**Problem to work on:**
Output each entry that follows exactly. Images stay out.

··········

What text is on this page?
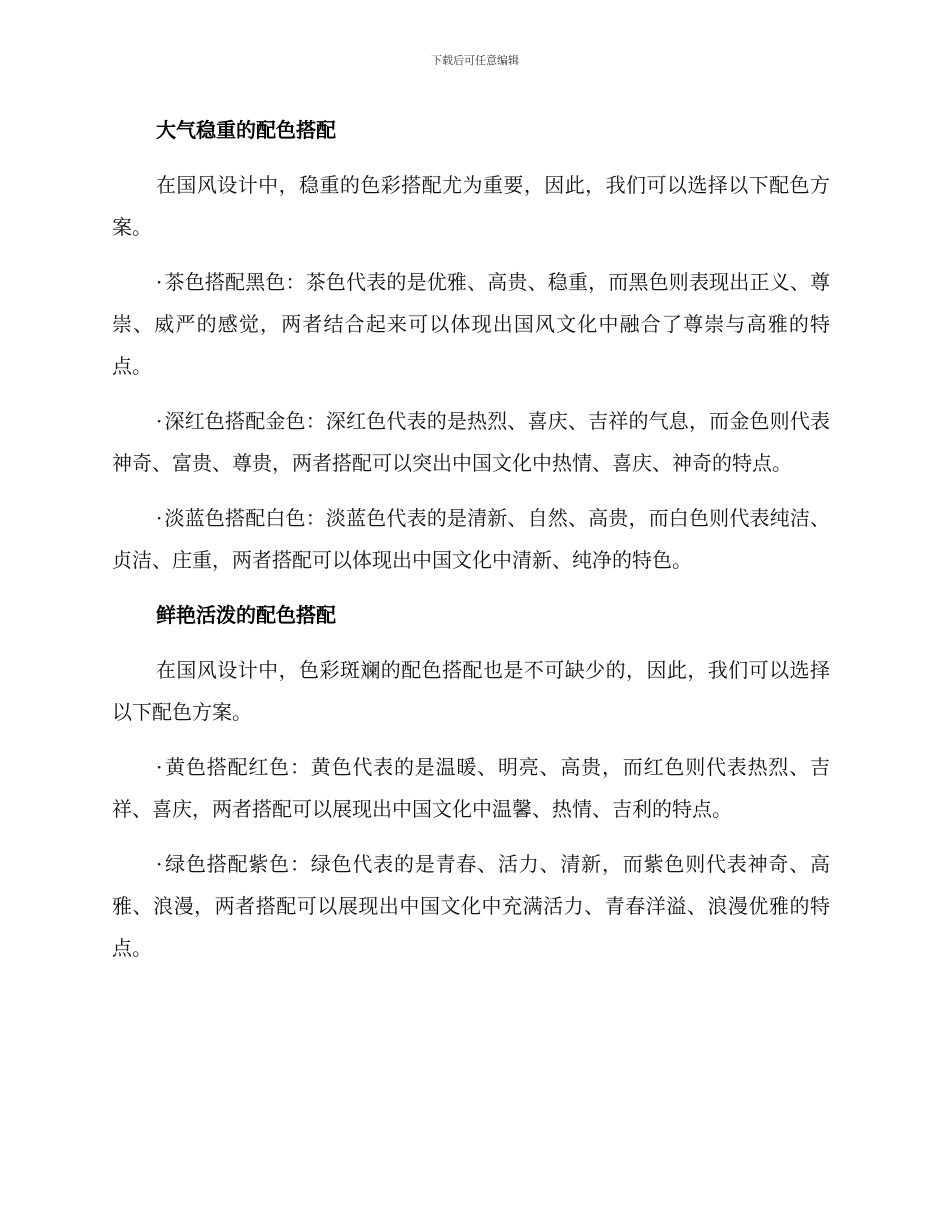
下载后可任意编辑
大气稳重的配色搭配

在国风设计中，稳重的色彩搭配尤为重要，因此，我们可以选择以下配色方案。

· 茶色搭配黑色：茶色代表的是优雅、高贵、稳重，而黑色则表现出正义、尊崇、威严的感觉，两者结合起来可以体现出国风文化中融合了尊崇与高雅的特点。

· 深红色搭配金色：深红色代表的是热烈、喜庆、吉祥的气息，而金色则代表神奇、富贵、尊贵，两者搭配可以突出中国文化中热情、喜庆、神奇的特点。

· 淡蓝色搭配白色：淡蓝色代表的是清新、自然、高贵，而白色则代表纯洁、贞洁、庄重，两者搭配可以体现出中国文化中清新、纯净的特色。

鲜艳活泼的配色搭配

在国风设计中，色彩斑斓的配色搭配也是不可缺少的，因此，我们可以选择以下配色方案。

· 黄色搭配红色：黄色代表的是温暖、明亮、高贵，而红色则代表热烈、吉祥、喜庆，两者搭配可以展现出中国文化中温馨、热情、吉利的特点。

· 绿色搭配紫色：绿色代表的是青春、活力、清新，而紫色则代表神奇、高雅、浪漫，两者搭配可以展现出中国文化中充满活力、青春洋溢、浪漫优雅的特点。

··········

**Result of the exercise:**
What text is on this page?
下载后可任意编辑
大气稳重的配色搭配

在国风设计中，稳重的色彩搭配尤为重要，因此，我们可以选择以下配色方案。

· 茶色搭配黑色：茶色代表的是优雅、高贵、稳重，而黑色则表现出正义、尊崇、威严的感觉，两者结合起来可以体现出国风文化中融合了尊崇与高雅的特点。

· 深红色搭配金色：深红色代表的是热烈、喜庆、吉祥的气息，而金色则代表神奇、富贵、尊贵，两者搭配可以突出中国文化中热情、喜庆、神奇的特点。

· 淡蓝色搭配白色：淡蓝色代表的是清新、自然、高贵，而白色则代表纯洁、贞洁、庄重，两者搭配可以体现出中国文化中清新、纯净的特色。

鲜艳活泼的配色搭配

在国风设计中，色彩斑斓的配色搭配也是不可缺少的，因此，我们可以选择以下配色方案。

· 黄色搭配红色：黄色代表的是温暖、明亮、高贵，而红色则代表热烈、吉祥、喜庆，两者搭配可以展现出中国文化中温馨、热情、吉利的特点。

· 绿色搭配紫色：绿色代表的是青春、活力、清新，而紫色则代表神奇、高雅、浪漫，两者搭配可以展现出中国文化中充满活力、青春洋溢、浪漫优雅的特点。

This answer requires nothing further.